[Begin Records supplied]

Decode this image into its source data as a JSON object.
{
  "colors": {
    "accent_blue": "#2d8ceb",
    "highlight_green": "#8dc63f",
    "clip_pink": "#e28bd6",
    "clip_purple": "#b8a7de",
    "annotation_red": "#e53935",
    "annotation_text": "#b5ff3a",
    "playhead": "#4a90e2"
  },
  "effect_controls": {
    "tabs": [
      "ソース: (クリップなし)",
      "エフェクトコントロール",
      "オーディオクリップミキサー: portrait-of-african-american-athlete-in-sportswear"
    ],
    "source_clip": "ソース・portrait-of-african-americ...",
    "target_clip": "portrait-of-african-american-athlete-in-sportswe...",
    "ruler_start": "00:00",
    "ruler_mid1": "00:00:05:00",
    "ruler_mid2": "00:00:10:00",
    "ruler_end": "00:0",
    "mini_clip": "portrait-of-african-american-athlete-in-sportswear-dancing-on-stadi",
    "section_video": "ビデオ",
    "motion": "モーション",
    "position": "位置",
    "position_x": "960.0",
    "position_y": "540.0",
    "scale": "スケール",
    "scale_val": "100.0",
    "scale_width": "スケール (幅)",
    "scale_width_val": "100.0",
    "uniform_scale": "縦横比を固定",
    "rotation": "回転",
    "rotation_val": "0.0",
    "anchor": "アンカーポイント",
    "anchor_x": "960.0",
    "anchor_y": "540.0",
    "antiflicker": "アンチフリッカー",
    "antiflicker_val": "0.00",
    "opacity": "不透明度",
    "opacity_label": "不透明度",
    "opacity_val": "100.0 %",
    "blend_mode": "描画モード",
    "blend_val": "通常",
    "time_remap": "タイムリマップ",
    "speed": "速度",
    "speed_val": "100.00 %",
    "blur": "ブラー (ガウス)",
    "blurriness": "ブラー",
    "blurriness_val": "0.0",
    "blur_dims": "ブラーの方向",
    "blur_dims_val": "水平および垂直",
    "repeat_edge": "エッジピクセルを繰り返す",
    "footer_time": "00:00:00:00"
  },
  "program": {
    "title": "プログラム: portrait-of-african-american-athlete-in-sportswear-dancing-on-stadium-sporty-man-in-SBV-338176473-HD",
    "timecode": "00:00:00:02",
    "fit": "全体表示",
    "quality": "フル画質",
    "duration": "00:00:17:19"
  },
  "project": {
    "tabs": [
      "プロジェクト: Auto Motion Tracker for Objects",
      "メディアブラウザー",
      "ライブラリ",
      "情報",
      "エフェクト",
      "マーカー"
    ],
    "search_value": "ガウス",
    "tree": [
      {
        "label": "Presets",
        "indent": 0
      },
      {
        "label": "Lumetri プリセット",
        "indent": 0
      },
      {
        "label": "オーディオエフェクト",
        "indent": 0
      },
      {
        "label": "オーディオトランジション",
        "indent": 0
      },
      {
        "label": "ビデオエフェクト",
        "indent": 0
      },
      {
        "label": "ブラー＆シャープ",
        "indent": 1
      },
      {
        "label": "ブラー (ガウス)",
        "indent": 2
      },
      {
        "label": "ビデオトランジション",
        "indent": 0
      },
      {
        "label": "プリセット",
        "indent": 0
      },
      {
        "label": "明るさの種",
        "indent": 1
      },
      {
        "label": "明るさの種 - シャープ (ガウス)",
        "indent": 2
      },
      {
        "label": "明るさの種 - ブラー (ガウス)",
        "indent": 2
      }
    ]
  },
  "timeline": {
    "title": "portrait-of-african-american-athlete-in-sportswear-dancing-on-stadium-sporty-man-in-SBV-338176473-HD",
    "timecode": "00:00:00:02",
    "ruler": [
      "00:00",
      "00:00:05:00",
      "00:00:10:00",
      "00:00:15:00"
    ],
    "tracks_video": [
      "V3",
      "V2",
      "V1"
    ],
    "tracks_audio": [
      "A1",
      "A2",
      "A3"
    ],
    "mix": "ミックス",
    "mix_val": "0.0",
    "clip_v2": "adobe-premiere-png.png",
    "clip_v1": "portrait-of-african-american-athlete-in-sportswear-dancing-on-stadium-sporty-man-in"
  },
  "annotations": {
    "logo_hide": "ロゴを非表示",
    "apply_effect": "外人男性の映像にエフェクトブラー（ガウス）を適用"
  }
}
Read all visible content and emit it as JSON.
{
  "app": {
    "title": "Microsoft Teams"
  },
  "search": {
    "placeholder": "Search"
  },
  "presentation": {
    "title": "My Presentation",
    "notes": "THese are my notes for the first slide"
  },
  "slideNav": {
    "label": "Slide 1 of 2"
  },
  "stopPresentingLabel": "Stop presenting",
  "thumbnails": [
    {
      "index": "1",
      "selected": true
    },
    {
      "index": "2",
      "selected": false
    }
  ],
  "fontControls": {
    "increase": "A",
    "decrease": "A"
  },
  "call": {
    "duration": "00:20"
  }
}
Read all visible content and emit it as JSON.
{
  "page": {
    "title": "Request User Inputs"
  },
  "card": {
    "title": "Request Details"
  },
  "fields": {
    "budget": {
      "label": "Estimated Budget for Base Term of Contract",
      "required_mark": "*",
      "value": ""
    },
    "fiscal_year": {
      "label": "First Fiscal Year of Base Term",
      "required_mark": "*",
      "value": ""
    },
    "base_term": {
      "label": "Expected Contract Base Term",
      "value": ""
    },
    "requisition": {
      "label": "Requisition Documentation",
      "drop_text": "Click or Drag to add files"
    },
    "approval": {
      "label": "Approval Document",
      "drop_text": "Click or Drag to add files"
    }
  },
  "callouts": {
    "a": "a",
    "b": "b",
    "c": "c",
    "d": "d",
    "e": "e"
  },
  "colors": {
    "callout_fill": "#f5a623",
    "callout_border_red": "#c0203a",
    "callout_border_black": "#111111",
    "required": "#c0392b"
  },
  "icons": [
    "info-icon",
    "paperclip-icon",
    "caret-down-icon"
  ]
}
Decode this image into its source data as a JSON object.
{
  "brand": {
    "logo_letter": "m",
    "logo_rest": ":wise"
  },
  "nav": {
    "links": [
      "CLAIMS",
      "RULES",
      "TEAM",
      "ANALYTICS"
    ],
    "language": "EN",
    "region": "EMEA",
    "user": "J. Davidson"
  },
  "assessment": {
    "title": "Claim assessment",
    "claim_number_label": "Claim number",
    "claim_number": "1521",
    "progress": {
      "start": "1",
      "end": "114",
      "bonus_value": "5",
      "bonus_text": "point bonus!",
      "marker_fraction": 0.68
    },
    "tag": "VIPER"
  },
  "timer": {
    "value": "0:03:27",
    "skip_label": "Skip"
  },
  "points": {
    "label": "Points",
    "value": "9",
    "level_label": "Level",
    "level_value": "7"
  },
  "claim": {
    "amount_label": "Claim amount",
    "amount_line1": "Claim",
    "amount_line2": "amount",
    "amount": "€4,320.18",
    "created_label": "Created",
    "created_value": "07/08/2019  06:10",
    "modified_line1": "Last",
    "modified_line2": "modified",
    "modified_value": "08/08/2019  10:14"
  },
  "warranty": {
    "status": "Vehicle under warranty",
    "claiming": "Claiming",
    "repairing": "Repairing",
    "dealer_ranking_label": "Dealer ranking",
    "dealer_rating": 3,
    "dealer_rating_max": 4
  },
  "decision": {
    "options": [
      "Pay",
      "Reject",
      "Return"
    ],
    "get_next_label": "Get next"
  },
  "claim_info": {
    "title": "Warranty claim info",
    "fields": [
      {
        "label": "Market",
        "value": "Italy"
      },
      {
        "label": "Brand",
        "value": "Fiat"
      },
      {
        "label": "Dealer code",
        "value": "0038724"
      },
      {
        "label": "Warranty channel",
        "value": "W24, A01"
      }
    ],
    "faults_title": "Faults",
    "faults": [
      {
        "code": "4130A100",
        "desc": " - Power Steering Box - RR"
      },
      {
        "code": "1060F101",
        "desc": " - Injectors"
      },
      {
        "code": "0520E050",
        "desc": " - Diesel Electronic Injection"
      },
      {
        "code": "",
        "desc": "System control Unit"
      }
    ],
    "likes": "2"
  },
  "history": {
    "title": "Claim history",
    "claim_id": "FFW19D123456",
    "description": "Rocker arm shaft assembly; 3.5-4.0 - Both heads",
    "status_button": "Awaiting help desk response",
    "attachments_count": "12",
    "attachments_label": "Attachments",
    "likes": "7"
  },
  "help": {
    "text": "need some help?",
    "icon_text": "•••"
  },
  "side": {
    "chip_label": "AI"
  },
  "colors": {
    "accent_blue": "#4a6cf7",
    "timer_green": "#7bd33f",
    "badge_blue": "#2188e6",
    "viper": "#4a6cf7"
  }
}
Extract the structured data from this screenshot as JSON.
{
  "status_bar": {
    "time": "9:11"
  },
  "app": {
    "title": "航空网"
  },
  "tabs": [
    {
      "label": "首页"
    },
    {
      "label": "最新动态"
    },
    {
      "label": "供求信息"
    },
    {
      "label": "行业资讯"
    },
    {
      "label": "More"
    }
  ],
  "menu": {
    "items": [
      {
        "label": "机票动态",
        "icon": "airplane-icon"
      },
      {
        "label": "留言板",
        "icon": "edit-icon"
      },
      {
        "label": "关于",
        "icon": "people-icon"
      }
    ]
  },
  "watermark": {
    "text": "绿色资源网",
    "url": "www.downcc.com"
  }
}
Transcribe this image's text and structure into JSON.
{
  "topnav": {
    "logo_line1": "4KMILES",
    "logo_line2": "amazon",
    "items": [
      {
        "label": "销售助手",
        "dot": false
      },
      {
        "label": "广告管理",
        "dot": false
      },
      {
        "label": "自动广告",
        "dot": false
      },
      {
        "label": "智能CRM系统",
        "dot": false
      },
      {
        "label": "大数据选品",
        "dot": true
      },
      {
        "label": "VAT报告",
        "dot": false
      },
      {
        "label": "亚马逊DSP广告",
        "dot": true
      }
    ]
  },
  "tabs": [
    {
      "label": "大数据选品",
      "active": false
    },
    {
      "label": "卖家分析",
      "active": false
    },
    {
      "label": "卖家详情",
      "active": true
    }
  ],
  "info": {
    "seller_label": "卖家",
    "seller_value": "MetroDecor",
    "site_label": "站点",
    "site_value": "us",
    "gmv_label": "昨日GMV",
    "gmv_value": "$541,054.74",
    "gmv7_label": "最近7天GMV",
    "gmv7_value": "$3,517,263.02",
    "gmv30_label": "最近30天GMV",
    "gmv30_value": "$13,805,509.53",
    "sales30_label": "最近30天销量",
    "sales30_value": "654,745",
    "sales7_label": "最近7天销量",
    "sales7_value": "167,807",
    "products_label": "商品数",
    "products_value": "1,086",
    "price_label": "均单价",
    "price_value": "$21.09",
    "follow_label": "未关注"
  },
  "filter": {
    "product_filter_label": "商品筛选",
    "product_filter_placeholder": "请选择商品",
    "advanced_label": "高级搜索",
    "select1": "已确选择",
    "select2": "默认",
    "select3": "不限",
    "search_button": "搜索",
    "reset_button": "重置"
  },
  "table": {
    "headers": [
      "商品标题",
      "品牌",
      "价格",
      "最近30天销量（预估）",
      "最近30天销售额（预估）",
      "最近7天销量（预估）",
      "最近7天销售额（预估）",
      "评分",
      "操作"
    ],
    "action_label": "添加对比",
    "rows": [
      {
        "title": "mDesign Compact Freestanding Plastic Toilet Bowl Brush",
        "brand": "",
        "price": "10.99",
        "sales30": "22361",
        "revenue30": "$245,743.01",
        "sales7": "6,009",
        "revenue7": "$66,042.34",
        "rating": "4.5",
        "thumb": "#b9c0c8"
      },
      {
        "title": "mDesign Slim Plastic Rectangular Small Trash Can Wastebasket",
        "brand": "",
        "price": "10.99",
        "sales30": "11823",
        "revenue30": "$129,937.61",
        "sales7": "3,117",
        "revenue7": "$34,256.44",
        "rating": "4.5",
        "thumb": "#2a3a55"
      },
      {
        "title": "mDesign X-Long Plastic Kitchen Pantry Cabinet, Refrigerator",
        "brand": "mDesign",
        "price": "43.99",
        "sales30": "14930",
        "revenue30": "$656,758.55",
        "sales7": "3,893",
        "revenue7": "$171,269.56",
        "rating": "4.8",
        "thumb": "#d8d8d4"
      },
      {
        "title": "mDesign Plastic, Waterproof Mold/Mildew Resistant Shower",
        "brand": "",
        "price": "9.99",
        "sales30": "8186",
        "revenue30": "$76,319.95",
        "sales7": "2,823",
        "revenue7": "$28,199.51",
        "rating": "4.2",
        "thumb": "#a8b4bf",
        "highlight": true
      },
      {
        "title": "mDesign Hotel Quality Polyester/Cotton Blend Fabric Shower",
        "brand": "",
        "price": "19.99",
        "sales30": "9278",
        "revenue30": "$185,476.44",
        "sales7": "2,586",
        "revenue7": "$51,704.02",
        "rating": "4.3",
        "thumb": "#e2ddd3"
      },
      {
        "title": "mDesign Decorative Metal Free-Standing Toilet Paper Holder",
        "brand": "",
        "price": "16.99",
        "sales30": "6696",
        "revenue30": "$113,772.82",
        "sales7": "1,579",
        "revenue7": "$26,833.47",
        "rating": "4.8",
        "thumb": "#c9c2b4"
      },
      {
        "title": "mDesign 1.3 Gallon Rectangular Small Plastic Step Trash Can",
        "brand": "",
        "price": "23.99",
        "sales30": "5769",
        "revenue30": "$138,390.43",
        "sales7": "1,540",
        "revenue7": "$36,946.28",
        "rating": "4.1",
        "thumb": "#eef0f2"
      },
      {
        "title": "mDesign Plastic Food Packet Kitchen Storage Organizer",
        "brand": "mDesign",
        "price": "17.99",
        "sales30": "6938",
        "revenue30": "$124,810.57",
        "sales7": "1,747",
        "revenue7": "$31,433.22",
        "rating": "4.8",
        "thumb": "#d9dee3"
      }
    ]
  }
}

[End Records supplied]

What is asked →
Copy out every line of the listing that includes the string "Request".

Expected output →
    "title": "Request User Inputs"
    "title": "Request Details"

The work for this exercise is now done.